-------- Supplied records --------

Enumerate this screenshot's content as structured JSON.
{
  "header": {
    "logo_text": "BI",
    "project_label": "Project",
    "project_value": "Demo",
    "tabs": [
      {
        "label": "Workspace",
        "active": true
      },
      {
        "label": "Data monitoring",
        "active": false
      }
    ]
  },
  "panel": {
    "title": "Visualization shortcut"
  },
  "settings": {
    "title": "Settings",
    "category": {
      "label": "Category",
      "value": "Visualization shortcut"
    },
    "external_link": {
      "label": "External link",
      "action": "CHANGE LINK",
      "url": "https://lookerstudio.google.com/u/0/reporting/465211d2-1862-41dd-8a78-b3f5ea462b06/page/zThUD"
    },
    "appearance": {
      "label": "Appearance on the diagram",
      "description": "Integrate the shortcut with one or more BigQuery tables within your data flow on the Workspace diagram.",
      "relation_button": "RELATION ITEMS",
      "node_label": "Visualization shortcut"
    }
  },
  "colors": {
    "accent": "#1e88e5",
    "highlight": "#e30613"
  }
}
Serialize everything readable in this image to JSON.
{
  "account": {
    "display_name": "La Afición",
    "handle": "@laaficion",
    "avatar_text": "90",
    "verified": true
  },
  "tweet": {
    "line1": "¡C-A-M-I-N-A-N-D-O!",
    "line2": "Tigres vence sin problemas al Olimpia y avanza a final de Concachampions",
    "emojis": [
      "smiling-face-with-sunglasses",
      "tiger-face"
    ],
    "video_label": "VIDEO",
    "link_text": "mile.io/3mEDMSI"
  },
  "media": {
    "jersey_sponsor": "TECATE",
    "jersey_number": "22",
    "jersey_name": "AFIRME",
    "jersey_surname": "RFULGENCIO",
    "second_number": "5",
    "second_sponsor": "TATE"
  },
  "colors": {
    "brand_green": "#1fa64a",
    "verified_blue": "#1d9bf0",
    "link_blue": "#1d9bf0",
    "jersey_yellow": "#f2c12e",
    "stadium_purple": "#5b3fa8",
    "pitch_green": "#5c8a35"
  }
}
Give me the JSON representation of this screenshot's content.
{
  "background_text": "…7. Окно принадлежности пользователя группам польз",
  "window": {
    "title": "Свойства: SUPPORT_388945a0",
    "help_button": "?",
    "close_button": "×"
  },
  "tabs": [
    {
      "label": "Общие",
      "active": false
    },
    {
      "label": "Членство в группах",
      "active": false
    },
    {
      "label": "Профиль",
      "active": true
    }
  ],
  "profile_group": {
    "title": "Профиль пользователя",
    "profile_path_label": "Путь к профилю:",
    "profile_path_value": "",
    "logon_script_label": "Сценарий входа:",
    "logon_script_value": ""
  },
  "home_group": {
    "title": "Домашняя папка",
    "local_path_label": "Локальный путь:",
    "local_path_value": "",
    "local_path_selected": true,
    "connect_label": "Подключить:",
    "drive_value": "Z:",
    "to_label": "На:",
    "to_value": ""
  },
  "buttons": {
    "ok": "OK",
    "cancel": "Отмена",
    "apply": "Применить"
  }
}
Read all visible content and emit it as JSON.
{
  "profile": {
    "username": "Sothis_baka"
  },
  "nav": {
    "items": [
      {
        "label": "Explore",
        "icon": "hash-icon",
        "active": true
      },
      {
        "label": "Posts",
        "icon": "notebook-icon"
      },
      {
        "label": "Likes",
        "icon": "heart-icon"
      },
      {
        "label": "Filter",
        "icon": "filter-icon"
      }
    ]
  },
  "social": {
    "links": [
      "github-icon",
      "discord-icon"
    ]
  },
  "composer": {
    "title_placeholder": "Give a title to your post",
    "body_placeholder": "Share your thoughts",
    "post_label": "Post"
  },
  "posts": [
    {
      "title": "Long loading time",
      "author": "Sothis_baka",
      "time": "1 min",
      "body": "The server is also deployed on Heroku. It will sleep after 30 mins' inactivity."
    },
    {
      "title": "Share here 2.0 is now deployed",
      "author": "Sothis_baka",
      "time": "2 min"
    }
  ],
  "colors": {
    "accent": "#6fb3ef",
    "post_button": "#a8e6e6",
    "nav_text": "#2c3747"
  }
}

--------

### Your task
Find every line in the records that has the string "face", then state how many there are and nothing else.

### Finished task
2